What this task involves ▸ Output all of the records exactly as written.

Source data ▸
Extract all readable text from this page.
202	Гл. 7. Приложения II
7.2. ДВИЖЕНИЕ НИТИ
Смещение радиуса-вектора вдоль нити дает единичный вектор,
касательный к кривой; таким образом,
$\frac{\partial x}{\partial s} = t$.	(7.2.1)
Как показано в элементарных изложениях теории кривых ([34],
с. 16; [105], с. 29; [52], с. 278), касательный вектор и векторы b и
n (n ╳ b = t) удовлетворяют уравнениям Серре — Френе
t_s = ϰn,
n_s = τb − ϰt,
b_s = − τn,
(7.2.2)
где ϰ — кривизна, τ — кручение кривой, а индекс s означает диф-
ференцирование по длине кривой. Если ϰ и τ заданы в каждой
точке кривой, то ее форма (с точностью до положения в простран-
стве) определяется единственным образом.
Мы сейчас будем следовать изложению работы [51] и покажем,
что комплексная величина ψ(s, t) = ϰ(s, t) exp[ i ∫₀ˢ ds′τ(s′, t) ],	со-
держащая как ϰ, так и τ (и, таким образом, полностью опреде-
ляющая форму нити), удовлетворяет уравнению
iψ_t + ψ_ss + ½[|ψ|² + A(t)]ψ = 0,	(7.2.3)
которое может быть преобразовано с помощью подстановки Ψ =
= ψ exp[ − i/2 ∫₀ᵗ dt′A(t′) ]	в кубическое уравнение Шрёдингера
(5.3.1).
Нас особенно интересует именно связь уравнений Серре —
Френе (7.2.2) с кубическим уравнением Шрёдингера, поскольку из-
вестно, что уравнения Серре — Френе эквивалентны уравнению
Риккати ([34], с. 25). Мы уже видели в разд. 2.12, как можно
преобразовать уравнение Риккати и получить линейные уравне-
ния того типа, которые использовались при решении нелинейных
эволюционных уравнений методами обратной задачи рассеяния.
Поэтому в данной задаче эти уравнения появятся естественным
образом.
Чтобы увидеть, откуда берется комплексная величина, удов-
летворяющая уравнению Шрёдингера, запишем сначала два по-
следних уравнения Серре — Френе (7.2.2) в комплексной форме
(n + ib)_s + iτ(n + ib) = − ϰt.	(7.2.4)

Reply to the exercise ▸
Extract all readable text from this page.
202	Гл. 7. Приложения II
7.2. ДВИЖЕНИЕ НИТИ
Смещение радиуса-вектора вдоль нити дает единичный вектор,
касательный к кривой; таким образом,
$\frac{\partial x}{\partial s} = t$.	(7.2.1)
Как показано в элементарных изложениях теории кривых ([34],
с. 16; [105], с. 29; [52], с. 278), касательный вектор и векторы b и
n (n ╳ b = t) удовлетворяют уравнениям Серре — Френе
t_s = ϰn,
n_s = τb − ϰt,
b_s = − τn,
(7.2.2)
где ϰ — кривизна, τ — кручение кривой, а индекс s означает диф-
ференцирование по длине кривой. Если ϰ и τ заданы в каждой
точке кривой, то ее форма (с точностью до положения в простран-
стве) определяется единственным образом.
Мы сейчас будем следовать изложению работы [51] и покажем,
что комплексная величина ψ(s, t) = ϰ(s, t) exp[ i ∫₀ˢ ds′τ(s′, t) ],	со-
держащая как ϰ, так и τ (и, таким образом, полностью опреде-
ляющая форму нити), удовлетворяет уравнению
iψ_t + ψ_ss + ½[|ψ|² + A(t)]ψ = 0,	(7.2.3)
которое может быть преобразовано с помощью подстановки Ψ =
= ψ exp[ − i/2 ∫₀ᵗ dt′A(t′) ]	в кубическое уравнение Шрёдингера
(5.3.1).
Нас особенно интересует именно связь уравнений Серре —
Френе (7.2.2) с кубическим уравнением Шрёдингера, поскольку из-
вестно, что уравнения Серре — Френе эквивалентны уравнению
Риккати ([34], с. 25). Мы уже видели в разд. 2.12, как можно
преобразовать уравнение Риккати и получить линейные уравне-
ния того типа, которые использовались при решении нелинейных
эволюционных уравнений методами обратной задачи рассеяния.
Поэтому в данной задаче эти уравнения появятся естественным
образом.
Чтобы увидеть, откуда берется комплексная величина, удов-
летворяющая уравнению Шрёдингера, запишем сначала два по-
следних уравнения Серре — Френе (7.2.2) в комплексной форме
(n + ib)_s + iτ(n + ib) = − ϰt.	(7.2.4)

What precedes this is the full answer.